Stored data

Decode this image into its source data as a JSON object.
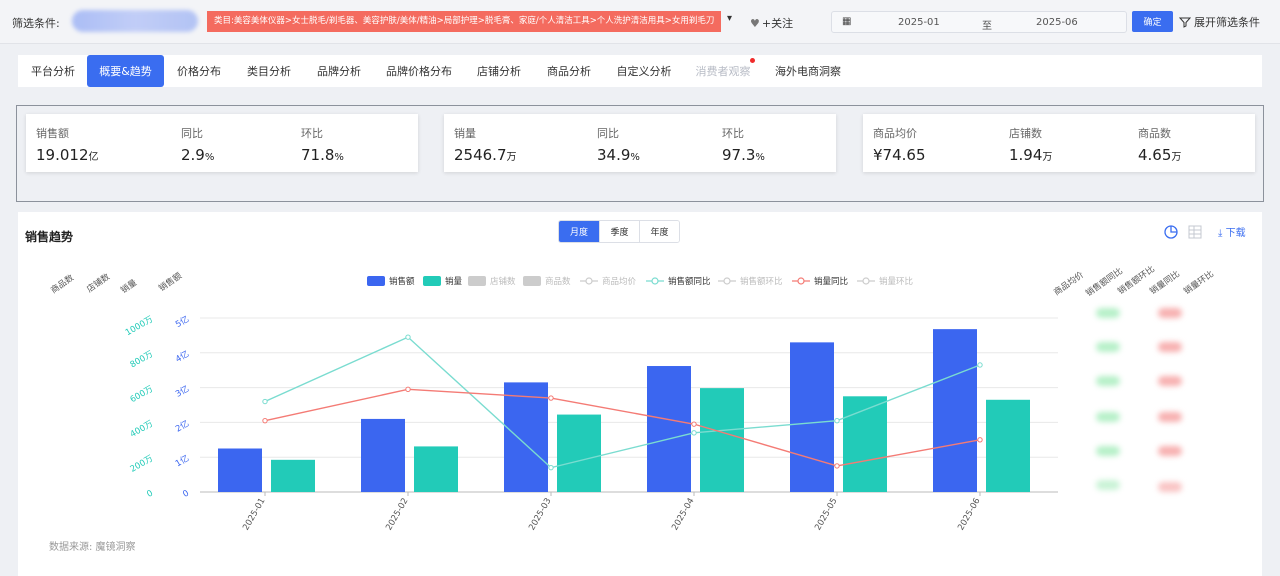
{
  "filter": {
    "label": "筛选条件:",
    "category_tag": "类目:美容美体仪器>女士脱毛/剃毛器、美容护肤/美体/精油>局部护理>脱毛膏、家庭/个人清洁工具>个人洗护清洁用具>女用剃毛刀",
    "follow_label": "+关注",
    "date_start": "2025-01",
    "date_sep": "至",
    "date_end": "2025-06",
    "confirm_label": "确定",
    "expand_label": "展开筛选条件"
  },
  "tabs": [
    {
      "label": "平台分析"
    },
    {
      "label": "概要&趋势"
    },
    {
      "label": "价格分布"
    },
    {
      "label": "类目分析"
    },
    {
      "label": "品牌分析"
    },
    {
      "label": "品牌价格分布"
    },
    {
      "label": "店铺分析"
    },
    {
      "label": "商品分析"
    },
    {
      "label": "自定义分析"
    },
    {
      "label": "消费者观察"
    },
    {
      "label": "海外电商洞察"
    }
  ],
  "kpis": [
    {
      "label": "销售额",
      "value": "19.012",
      "unit": "亿"
    },
    {
      "label": "同比",
      "value": "2.9",
      "unit": "%"
    },
    {
      "label": "环比",
      "value": "71.8",
      "unit": "%"
    },
    {
      "label": "销量",
      "value": "2546.7",
      "unit": "万"
    },
    {
      "label": "同比",
      "value": "34.9",
      "unit": "%"
    },
    {
      "label": "环比",
      "value": "97.3",
      "unit": "%"
    },
    {
      "label": "商品均价",
      "value": "¥74.65",
      "unit": ""
    },
    {
      "label": "店铺数",
      "value": "1.94",
      "unit": "万"
    },
    {
      "label": "商品数",
      "value": "4.65",
      "unit": "万"
    }
  ],
  "chart_panel": {
    "title": "销售趋势",
    "periods": [
      "月度",
      "季度",
      "年度"
    ],
    "download_label": "下载",
    "source": "数据来源: 魔镜洞察",
    "left_axis_labels": [
      "商品数",
      "店铺数",
      "销量",
      "销售额"
    ],
    "right_axis_labels": [
      "商品均价",
      "销售额同比",
      "销售额环比",
      "销量同比",
      "销量环比"
    ]
  },
  "colors": {
    "accent": "#3a6df0",
    "sales": "#3b66f0",
    "volume": "#22cbb8",
    "sales_yoy": "#7adcd0",
    "volume_yoy": "#f47b75",
    "tag_red": "#f46b5f"
  },
  "chart_data": {
    "type": "bar",
    "categories": [
      "2025-01",
      "2025-02",
      "2025-03",
      "2025-04",
      "2025-05",
      "2025-06"
    ],
    "legend": [
      "销售额",
      "销量",
      "店铺数",
      "商品数",
      "商品均价",
      "销售额同比",
      "销售额环比",
      "销量同比",
      "销量环比"
    ],
    "legend_active": [
      true,
      true,
      false,
      false,
      false,
      true,
      false,
      true,
      false
    ],
    "series": [
      {
        "name": "销售额",
        "type": "bar",
        "axis": "销售额",
        "values": [
          1.25,
          2.1,
          3.15,
          3.62,
          4.3,
          4.68
        ]
      },
      {
        "name": "销量",
        "type": "bar",
        "axis": "销量",
        "values": [
          185,
          262,
          445,
          597,
          550,
          530
        ]
      },
      {
        "name": "销售额同比",
        "type": "line",
        "values": [
          0.52,
          0.89,
          0.14,
          0.34,
          0.41,
          0.73
        ]
      },
      {
        "name": "销量同比",
        "type": "line",
        "values": [
          0.41,
          0.59,
          0.54,
          0.39,
          0.15,
          0.3
        ]
      }
    ],
    "axis_sales": {
      "ticks": [
        "0",
        "1亿",
        "2亿",
        "3亿",
        "4亿",
        "5亿"
      ],
      "ylim": [
        0,
        5
      ]
    },
    "axis_volume": {
      "ticks": [
        "0",
        "200万",
        "400万",
        "600万",
        "800万",
        "1000万"
      ],
      "ylim": [
        0,
        1000
      ]
    },
    "grid": true,
    "legend_position": "top-center"
  }
}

**AIM:** Without the pictures, print the records in full, exactly as they appear.

**RESULT:**
Decode this image into its source data as a JSON object.
{
  "filter": {
    "label": "筛选条件:",
    "category_tag": "类目:美容美体仪器>女士脱毛/剃毛器、美容护肤/美体/精油>局部护理>脱毛膏、家庭/个人清洁工具>个人洗护清洁用具>女用剃毛刀",
    "follow_label": "+关注",
    "date_start": "2025-01",
    "date_sep": "至",
    "date_end": "2025-06",
    "confirm_label": "确定",
    "expand_label": "展开筛选条件"
  },
  "tabs": [
    {
      "label": "平台分析"
    },
    {
      "label": "概要&趋势"
    },
    {
      "label": "价格分布"
    },
    {
      "label": "类目分析"
    },
    {
      "label": "品牌分析"
    },
    {
      "label": "品牌价格分布"
    },
    {
      "label": "店铺分析"
    },
    {
      "label": "商品分析"
    },
    {
      "label": "自定义分析"
    },
    {
      "label": "消费者观察"
    },
    {
      "label": "海外电商洞察"
    }
  ],
  "kpis": [
    {
      "label": "销售额",
      "value": "19.012",
      "unit": "亿"
    },
    {
      "label": "同比",
      "value": "2.9",
      "unit": "%"
    },
    {
      "label": "环比",
      "value": "71.8",
      "unit": "%"
    },
    {
      "label": "销量",
      "value": "2546.7",
      "unit": "万"
    },
    {
      "label": "同比",
      "value": "34.9",
      "unit": "%"
    },
    {
      "label": "环比",
      "value": "97.3",
      "unit": "%"
    },
    {
      "label": "商品均价",
      "value": "¥74.65",
      "unit": ""
    },
    {
      "label": "店铺数",
      "value": "1.94",
      "unit": "万"
    },
    {
      "label": "商品数",
      "value": "4.65",
      "unit": "万"
    }
  ],
  "chart_panel": {
    "title": "销售趋势",
    "periods": [
      "月度",
      "季度",
      "年度"
    ],
    "download_label": "下载",
    "source": "数据来源: 魔镜洞察",
    "left_axis_labels": [
      "商品数",
      "店铺数",
      "销量",
      "销售额"
    ],
    "right_axis_labels": [
      "商品均价",
      "销售额同比",
      "销售额环比",
      "销量同比",
      "销量环比"
    ]
  },
  "colors": {
    "accent": "#3a6df0",
    "sales": "#3b66f0",
    "volume": "#22cbb8",
    "sales_yoy": "#7adcd0",
    "volume_yoy": "#f47b75",
    "tag_red": "#f46b5f"
  },
  "chart_data": {
    "type": "bar",
    "categories": [
      "2025-01",
      "2025-02",
      "2025-03",
      "2025-04",
      "2025-05",
      "2025-06"
    ],
    "legend": [
      "销售额",
      "销量",
      "店铺数",
      "商品数",
      "商品均价",
      "销售额同比",
      "销售额环比",
      "销量同比",
      "销量环比"
    ],
    "legend_active": [
      true,
      true,
      false,
      false,
      false,
      true,
      false,
      true,
      false
    ],
    "series": [
      {
        "name": "销售额",
        "type": "bar",
        "axis": "销售额",
        "values": [
          1.25,
          2.1,
          3.15,
          3.62,
          4.3,
          4.68
        ]
      },
      {
        "name": "销量",
        "type": "bar",
        "axis": "销量",
        "values": [
          185,
          262,
          445,
          597,
          550,
          530
        ]
      },
      {
        "name": "销售额同比",
        "type": "line",
        "values": [
          0.52,
          0.89,
          0.14,
          0.34,
          0.41,
          0.73
        ]
      },
      {
        "name": "销量同比",
        "type": "line",
        "values": [
          0.41,
          0.59,
          0.54,
          0.39,
          0.15,
          0.3
        ]
      }
    ],
    "axis_sales": {
      "ticks": [
        "0",
        "1亿",
        "2亿",
        "3亿",
        "4亿",
        "5亿"
      ],
      "ylim": [
        0,
        5
      ]
    },
    "axis_volume": {
      "ticks": [
        "0",
        "200万",
        "400万",
        "600万",
        "800万",
        "1000万"
      ],
      "ylim": [
        0,
        1000
      ]
    },
    "grid": true,
    "legend_position": "top-center"
  }
}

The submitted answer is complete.